## Exercise task
Quote the listing below in its entirety, omitting every image.

## Data shown

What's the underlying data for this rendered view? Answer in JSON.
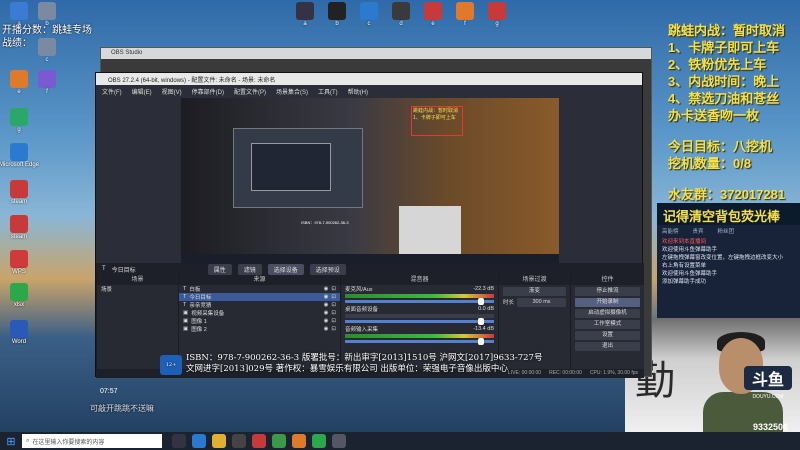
{
  "desktop_icons": [
    {
      "label": "a",
      "color": "#3b7bd4"
    },
    {
      "label": "b",
      "color": "#7a8aa0"
    },
    {
      "label": "c",
      "color": "#7a8aa0"
    },
    {
      "label": "e",
      "color": "#e07a2a"
    },
    {
      "label": "f",
      "color": "#7a5ad0"
    },
    {
      "label": "g",
      "color": "#2aa86a"
    },
    {
      "label": "Microsoft Edge",
      "color": "#2a7ad0"
    },
    {
      "label": "steam",
      "color": "#c83a3a"
    },
    {
      "label": "steam",
      "color": "#c83a3a"
    },
    {
      "label": "WPS",
      "color": "#d03a3a"
    },
    {
      "label": "xlsx",
      "color": "#2aa84a"
    },
    {
      "label": "Word",
      "color": "#2a5ab8"
    }
  ],
  "top_left_text": [
    "开播分数：跳蛙专场",
    "战绩："
  ],
  "rules": [
    "跳蛙内战：暂时取消",
    "1、卡牌子即可上车",
    "2、铁粉优先上车",
    "3、内战时间：晚上",
    "4、禁选刀油和苍丝",
    "办卡送香吻一枚",
    "",
    "今日目标：八挖机",
    "挖机数量：0/8",
    "",
    "水友群：372017281"
  ],
  "reminder": "记得清空背包荧光棒",
  "chat": {
    "tabs": [
      "高能榜",
      "贵宾",
      "粉丝团"
    ],
    "lines": [
      "欢迎来到本直播间",
      "欢迎使用斗鱼弹幕助手",
      "左键拖拽弹幕窗改变位置，左键拖拽边框改变大小",
      "右上角有设置菜单",
      "欢迎使用斗鱼弹幕助手",
      "添加弹幕助手成功"
    ]
  },
  "webcam": {
    "brand": "斗鱼",
    "brand_sub": "DOUYU.COM",
    "uid": "9332506",
    "calligraphy": "勤"
  },
  "obs": {
    "back_title": "OBS Studio",
    "title": "OBS 27.2.4 (64-bit, windows) - 配置文件: 未命名 - 场景: 未命名",
    "menu": [
      "文件(F)",
      "编辑(E)",
      "视图(V)",
      "停靠部件(D)",
      "配置文件(P)",
      "场景集合(S)",
      "工具(T)",
      "帮助(H)"
    ],
    "preview_note": "跳蛙内战：暂时取消 1、卡牌子即可上车",
    "preview_isbn": "ISBN：978-7-900262-36-3",
    "scenebar": {
      "source_label": "今日目标",
      "tabs": [
        "属性",
        "滤镜",
        "选择设备",
        "选择预设"
      ]
    },
    "panels": {
      "scenes": {
        "header": "场景",
        "items": [
          "场景"
        ]
      },
      "sources": {
        "header": "来源",
        "items": [
          "白板",
          "今日目标",
          "亲亲竞猜",
          "视频采集设备",
          "图像 1",
          "图像 2"
        ]
      },
      "mixer": {
        "header": "混音器",
        "channels": [
          {
            "name": "麦克风/Aux",
            "db": "-22.3 dB"
          },
          {
            "name": "桌面音频设备",
            "db": "0.0 dB"
          },
          {
            "name": "音频输入采集",
            "db": "-13.4 dB"
          }
        ]
      },
      "transitions": {
        "header": "场景过渡",
        "type": "渐变",
        "duration_label": "时长",
        "duration": "300 ms"
      },
      "controls": {
        "header": "控件",
        "buttons": [
          "停止推流",
          "开始录制",
          "启动虚拟摄像机",
          "工作室模式",
          "设置",
          "退出"
        ],
        "highlighted": 1
      }
    },
    "status": {
      "live": "LIVE: 00:00:00",
      "rec": "REC: 00:00:00",
      "cpu": "CPU: 1.9%, 30.00 fps"
    }
  },
  "isbn_text": [
    "ISBN：978-7-900262-36-3 版署批号：新出审字[2013]1510号 沪网文[2017]9633-727号",
    "文网进字[2013]029号 著作权：暴雪娱乐有限公司 出版单位：荣强电子音像出版中心"
  ],
  "timecode": "07:57",
  "bottom_note": "可敲开跳跳不送嘛",
  "taskbar": {
    "search_placeholder": "在这里输入你要搜索的内容",
    "apps": [
      {
        "name": "task-view-icon",
        "color": "#334"
      },
      {
        "name": "edge-icon",
        "color": "#2a7ad0"
      },
      {
        "name": "explorer-icon",
        "color": "#e0b030"
      },
      {
        "name": "obs-icon",
        "color": "#444"
      },
      {
        "name": "netease-icon",
        "color": "#c83a3a"
      },
      {
        "name": "chrome-icon",
        "color": "#3a9a4a"
      },
      {
        "name": "douyu-icon",
        "color": "#e07a2a"
      },
      {
        "name": "wechat-icon",
        "color": "#2aa84a"
      },
      {
        "name": "app-icon",
        "color": "#556"
      }
    ]
  },
  "top_icons": [
    {
      "label": "a",
      "color": "#334"
    },
    {
      "label": "b",
      "color": "#222"
    },
    {
      "label": "c",
      "color": "#2a7ad0"
    },
    {
      "label": "d",
      "color": "#3a3a3a"
    },
    {
      "label": "e",
      "color": "#c83a3a"
    },
    {
      "label": "f",
      "color": "#e07a2a"
    },
    {
      "label": "g",
      "color": "#c83a3a"
    }
  ]
}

## Task solution
What's the underlying data for this rendered view? Answer in JSON.
{
  "desktop_icons": [
    {
      "label": "a",
      "color": "#3b7bd4"
    },
    {
      "label": "b",
      "color": "#7a8aa0"
    },
    {
      "label": "c",
      "color": "#7a8aa0"
    },
    {
      "label": "e",
      "color": "#e07a2a"
    },
    {
      "label": "f",
      "color": "#7a5ad0"
    },
    {
      "label": "g",
      "color": "#2aa86a"
    },
    {
      "label": "Microsoft Edge",
      "color": "#2a7ad0"
    },
    {
      "label": "steam",
      "color": "#c83a3a"
    },
    {
      "label": "steam",
      "color": "#c83a3a"
    },
    {
      "label": "WPS",
      "color": "#d03a3a"
    },
    {
      "label": "xlsx",
      "color": "#2aa84a"
    },
    {
      "label": "Word",
      "color": "#2a5ab8"
    }
  ],
  "top_left_text": [
    "开播分数：跳蛙专场",
    "战绩："
  ],
  "rules": [
    "跳蛙内战：暂时取消",
    "1、卡牌子即可上车",
    "2、铁粉优先上车",
    "3、内战时间：晚上",
    "4、禁选刀油和苍丝",
    "办卡送香吻一枚",
    "",
    "今日目标：八挖机",
    "挖机数量：0/8",
    "",
    "水友群：372017281"
  ],
  "reminder": "记得清空背包荧光棒",
  "chat": {
    "tabs": [
      "高能榜",
      "贵宾",
      "粉丝团"
    ],
    "lines": [
      "欢迎来到本直播间",
      "欢迎使用斗鱼弹幕助手",
      "左键拖拽弹幕窗改变位置，左键拖拽边框改变大小",
      "右上角有设置菜单",
      "欢迎使用斗鱼弹幕助手",
      "添加弹幕助手成功"
    ]
  },
  "webcam": {
    "brand": "斗鱼",
    "brand_sub": "DOUYU.COM",
    "uid": "9332506",
    "calligraphy": "勤"
  },
  "obs": {
    "back_title": "OBS Studio",
    "title": "OBS 27.2.4 (64-bit, windows) - 配置文件: 未命名 - 场景: 未命名",
    "menu": [
      "文件(F)",
      "编辑(E)",
      "视图(V)",
      "停靠部件(D)",
      "配置文件(P)",
      "场景集合(S)",
      "工具(T)",
      "帮助(H)"
    ],
    "preview_note": "跳蛙内战：暂时取消 1、卡牌子即可上车",
    "preview_isbn": "ISBN：978-7-900262-36-3",
    "scenebar": {
      "source_label": "今日目标",
      "tabs": [
        "属性",
        "滤镜",
        "选择设备",
        "选择预设"
      ]
    },
    "panels": {
      "scenes": {
        "header": "场景",
        "items": [
          "场景"
        ]
      },
      "sources": {
        "header": "来源",
        "items": [
          "白板",
          "今日目标",
          "亲亲竞猜",
          "视频采集设备",
          "图像 1",
          "图像 2"
        ]
      },
      "mixer": {
        "header": "混音器",
        "channels": [
          {
            "name": "麦克风/Aux",
            "db": "-22.3 dB"
          },
          {
            "name": "桌面音频设备",
            "db": "0.0 dB"
          },
          {
            "name": "音频输入采集",
            "db": "-13.4 dB"
          }
        ]
      },
      "transitions": {
        "header": "场景过渡",
        "type": "渐变",
        "duration_label": "时长",
        "duration": "300 ms"
      },
      "controls": {
        "header": "控件",
        "buttons": [
          "停止推流",
          "开始录制",
          "启动虚拟摄像机",
          "工作室模式",
          "设置",
          "退出"
        ],
        "highlighted": 1
      }
    },
    "status": {
      "live": "LIVE: 00:00:00",
      "rec": "REC: 00:00:00",
      "cpu": "CPU: 1.9%, 30.00 fps"
    }
  },
  "isbn_text": [
    "ISBN：978-7-900262-36-3 版署批号：新出审字[2013]1510号 沪网文[2017]9633-727号",
    "文网进字[2013]029号 著作权：暴雪娱乐有限公司 出版单位：荣强电子音像出版中心"
  ],
  "timecode": "07:57",
  "bottom_note": "可敲开跳跳不送嘛",
  "taskbar": {
    "search_placeholder": "在这里输入你要搜索的内容",
    "apps": [
      {
        "name": "task-view-icon",
        "color": "#334"
      },
      {
        "name": "edge-icon",
        "color": "#2a7ad0"
      },
      {
        "name": "explorer-icon",
        "color": "#e0b030"
      },
      {
        "name": "obs-icon",
        "color": "#444"
      },
      {
        "name": "netease-icon",
        "color": "#c83a3a"
      },
      {
        "name": "chrome-icon",
        "color": "#3a9a4a"
      },
      {
        "name": "douyu-icon",
        "color": "#e07a2a"
      },
      {
        "name": "wechat-icon",
        "color": "#2aa84a"
      },
      {
        "name": "app-icon",
        "color": "#556"
      }
    ]
  },
  "top_icons": [
    {
      "label": "a",
      "color": "#334"
    },
    {
      "label": "b",
      "color": "#222"
    },
    {
      "label": "c",
      "color": "#2a7ad0"
    },
    {
      "label": "d",
      "color": "#3a3a3a"
    },
    {
      "label": "e",
      "color": "#c83a3a"
    },
    {
      "label": "f",
      "color": "#e07a2a"
    },
    {
      "label": "g",
      "color": "#c83a3a"
    }
  ]
}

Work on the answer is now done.